──────── Excerpted data ────────
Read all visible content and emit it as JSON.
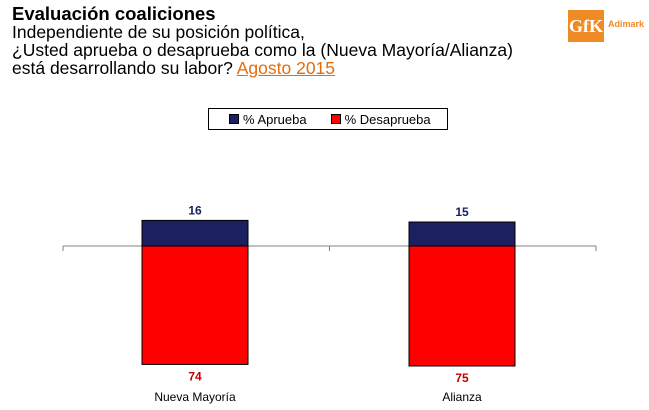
{
  "header": {
    "title": "Evaluación coaliciones",
    "question_line1": "Independiente de su posición política,",
    "question_line2": "¿Usted aprueba o desaprueba como la (Nueva Mayoría/Alianza)",
    "question_line3": "está desarrollando su labor?",
    "period": "Agosto 2015"
  },
  "logo": {
    "mark": "GfK",
    "brand": "Adimark"
  },
  "colors": {
    "aprueba": "#1a2060",
    "desaprueba": "#ff0000",
    "accent": "#e46c0a"
  },
  "chart_data": {
    "type": "bar",
    "stacked": true,
    "categories": [
      "Nueva Mayoría",
      "Alianza"
    ],
    "series": [
      {
        "name": "% Aprueba",
        "values": [
          16,
          15
        ]
      },
      {
        "name": "% Desaprueba",
        "values": [
          74,
          75
        ]
      }
    ],
    "legend_position": "top"
  }
}
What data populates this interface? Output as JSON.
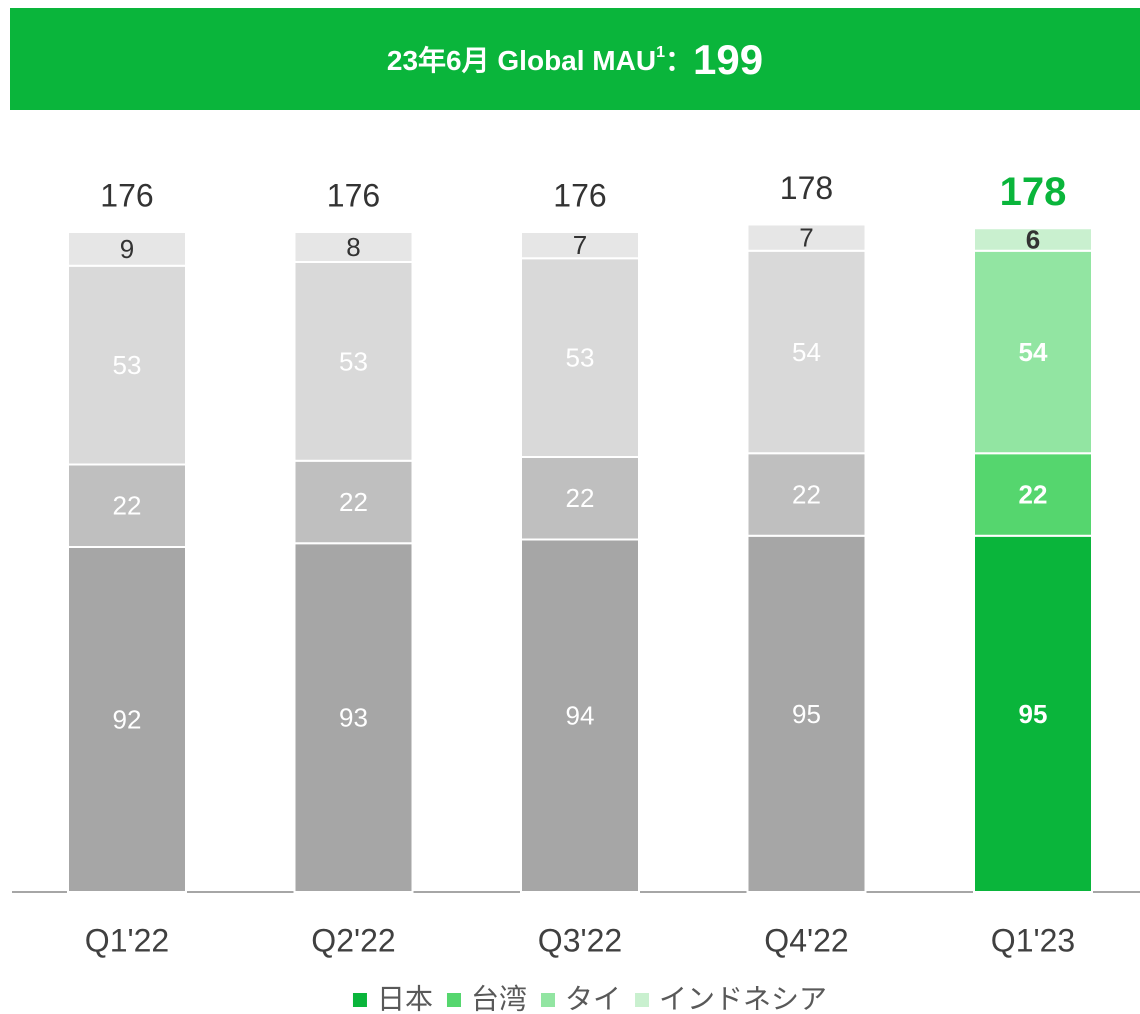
{
  "banner": {
    "text": "23年6月 Global MAU",
    "footnote": "1",
    "separator": "：",
    "value": 199
  },
  "chart_data": {
    "type": "stacked_bar",
    "categories": [
      "Q1'22",
      "Q2'22",
      "Q3'22",
      "Q4'22",
      "Q1'23"
    ],
    "highlight": "Q1'23",
    "series": [
      {
        "name": "日本",
        "color": "#0ab53b",
        "muted_color": "#a6a6a6",
        "values": [
          92,
          93,
          94,
          95,
          95
        ]
      },
      {
        "name": "台湾",
        "color": "#55d66e",
        "muted_color": "#bfbfbf",
        "values": [
          22,
          22,
          22,
          22,
          22
        ]
      },
      {
        "name": "タイ",
        "color": "#92e5a2",
        "muted_color": "#d9d9d9",
        "values": [
          53,
          53,
          53,
          54,
          54
        ]
      },
      {
        "name": "インドネシア",
        "color": "#c9f0cf",
        "muted_color": "#e6e6e6",
        "values": [
          9,
          8,
          7,
          7,
          6
        ]
      }
    ],
    "totals": [
      176,
      176,
      176,
      178,
      178
    ]
  }
}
────────
## Work to be completed
Set down all the entries exactly as they appear, but skip any pictures.

## Task response
Read all visible content and emit it as JSON.
{
  "header": {
    "title": "Evaluación coaliciones",
    "question_line1": "Independiente de su posición política,",
    "question_line2": "¿Usted aprueba o desaprueba como la (Nueva Mayoría/Alianza)",
    "question_line3": "está desarrollando su labor?",
    "period": "Agosto 2015"
  },
  "logo": {
    "mark": "GfK",
    "brand": "Adimark"
  },
  "colors": {
    "aprueba": "#1a2060",
    "desaprueba": "#ff0000",
    "accent": "#e46c0a"
  },
  "chart_data": {
    "type": "bar",
    "stacked": true,
    "categories": [
      "Nueva Mayoría",
      "Alianza"
    ],
    "series": [
      {
        "name": "% Aprueba",
        "values": [
          16,
          15
        ]
      },
      {
        "name": "% Desaprueba",
        "values": [
          74,
          75
        ]
      }
    ],
    "legend_position": "top"
  }
}
What data populates this interface? Output as JSON.
{
  "banner": {
    "text": "23年6月 Global MAU",
    "footnote": "1",
    "separator": "：",
    "value": 199
  },
  "chart_data": {
    "type": "stacked_bar",
    "categories": [
      "Q1'22",
      "Q2'22",
      "Q3'22",
      "Q4'22",
      "Q1'23"
    ],
    "highlight": "Q1'23",
    "series": [
      {
        "name": "日本",
        "color": "#0ab53b",
        "muted_color": "#a6a6a6",
        "values": [
          92,
          93,
          94,
          95,
          95
        ]
      },
      {
        "name": "台湾",
        "color": "#55d66e",
        "muted_color": "#bfbfbf",
        "values": [
          22,
          22,
          22,
          22,
          22
        ]
      },
      {
        "name": "タイ",
        "color": "#92e5a2",
        "muted_color": "#d9d9d9",
        "values": [
          53,
          53,
          53,
          54,
          54
        ]
      },
      {
        "name": "インドネシア",
        "color": "#c9f0cf",
        "muted_color": "#e6e6e6",
        "values": [
          9,
          8,
          7,
          7,
          6
        ]
      }
    ],
    "totals": [
      176,
      176,
      176,
      178,
      178
    ]
  }
}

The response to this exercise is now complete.